● **Job**
Return each line containing "крестообразной".

● **Data supplied**
--- Begin ---
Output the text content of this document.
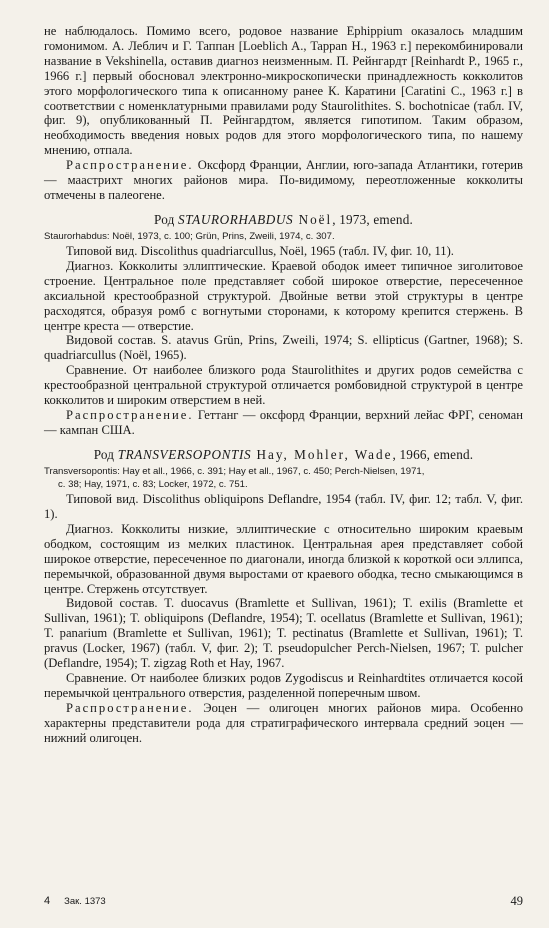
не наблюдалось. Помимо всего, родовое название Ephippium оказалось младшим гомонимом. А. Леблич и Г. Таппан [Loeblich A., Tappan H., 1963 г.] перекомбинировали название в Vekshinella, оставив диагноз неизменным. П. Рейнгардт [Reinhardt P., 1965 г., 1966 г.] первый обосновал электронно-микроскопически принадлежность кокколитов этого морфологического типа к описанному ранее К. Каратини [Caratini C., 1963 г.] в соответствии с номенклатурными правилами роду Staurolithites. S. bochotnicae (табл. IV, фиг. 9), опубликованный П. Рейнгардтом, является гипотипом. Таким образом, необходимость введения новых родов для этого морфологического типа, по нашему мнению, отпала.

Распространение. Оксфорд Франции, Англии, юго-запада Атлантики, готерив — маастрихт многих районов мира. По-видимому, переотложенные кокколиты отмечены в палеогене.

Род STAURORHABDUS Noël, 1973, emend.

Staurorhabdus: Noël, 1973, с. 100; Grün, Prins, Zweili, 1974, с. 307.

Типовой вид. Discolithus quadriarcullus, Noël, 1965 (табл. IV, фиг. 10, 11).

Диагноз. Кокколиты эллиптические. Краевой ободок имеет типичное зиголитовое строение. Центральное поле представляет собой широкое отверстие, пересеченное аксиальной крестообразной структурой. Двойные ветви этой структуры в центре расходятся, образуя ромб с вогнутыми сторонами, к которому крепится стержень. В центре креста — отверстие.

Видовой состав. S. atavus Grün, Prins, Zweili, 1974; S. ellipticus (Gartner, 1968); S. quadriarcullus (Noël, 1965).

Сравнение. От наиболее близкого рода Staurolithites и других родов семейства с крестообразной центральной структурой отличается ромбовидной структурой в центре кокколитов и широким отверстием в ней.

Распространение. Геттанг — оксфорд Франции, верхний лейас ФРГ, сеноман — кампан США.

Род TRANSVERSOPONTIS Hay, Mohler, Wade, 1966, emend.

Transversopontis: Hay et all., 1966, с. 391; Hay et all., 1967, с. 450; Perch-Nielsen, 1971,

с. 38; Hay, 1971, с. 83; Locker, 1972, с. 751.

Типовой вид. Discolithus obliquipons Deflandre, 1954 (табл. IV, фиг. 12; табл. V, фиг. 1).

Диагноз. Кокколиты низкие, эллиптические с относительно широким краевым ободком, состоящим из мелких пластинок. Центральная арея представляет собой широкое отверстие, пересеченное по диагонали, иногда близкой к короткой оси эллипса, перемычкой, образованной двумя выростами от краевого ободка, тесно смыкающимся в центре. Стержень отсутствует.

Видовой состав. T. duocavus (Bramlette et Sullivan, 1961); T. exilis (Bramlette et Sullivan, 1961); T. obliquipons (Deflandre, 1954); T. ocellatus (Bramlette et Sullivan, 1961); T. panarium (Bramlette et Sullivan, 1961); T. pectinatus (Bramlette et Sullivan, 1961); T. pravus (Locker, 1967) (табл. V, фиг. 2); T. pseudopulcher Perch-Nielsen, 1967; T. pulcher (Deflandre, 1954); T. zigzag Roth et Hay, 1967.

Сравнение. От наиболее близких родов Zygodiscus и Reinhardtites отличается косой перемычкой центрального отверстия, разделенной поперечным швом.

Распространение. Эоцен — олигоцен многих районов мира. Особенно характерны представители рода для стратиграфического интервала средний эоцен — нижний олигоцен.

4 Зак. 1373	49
--- End ---
● **Task output**
Диагноз. Кокколиты эллиптические. Краевой ободок имеет типичное зиголитовое строение. Центральное поле представляет собой широкое отверстие, пересеченное аксиальной крестообразной структурой. Двойные ветви этой структуры в центре расходятся, образуя ромб с вогнутыми сторонами, к которому крепится стержень. В центре креста — отверстие.
Сравнение. От наиболее близкого рода Staurolithites и других родов семейства с крестообразной центральной структурой отличается ромбовидной структурой в центре кокколитов и широким отверстием в ней.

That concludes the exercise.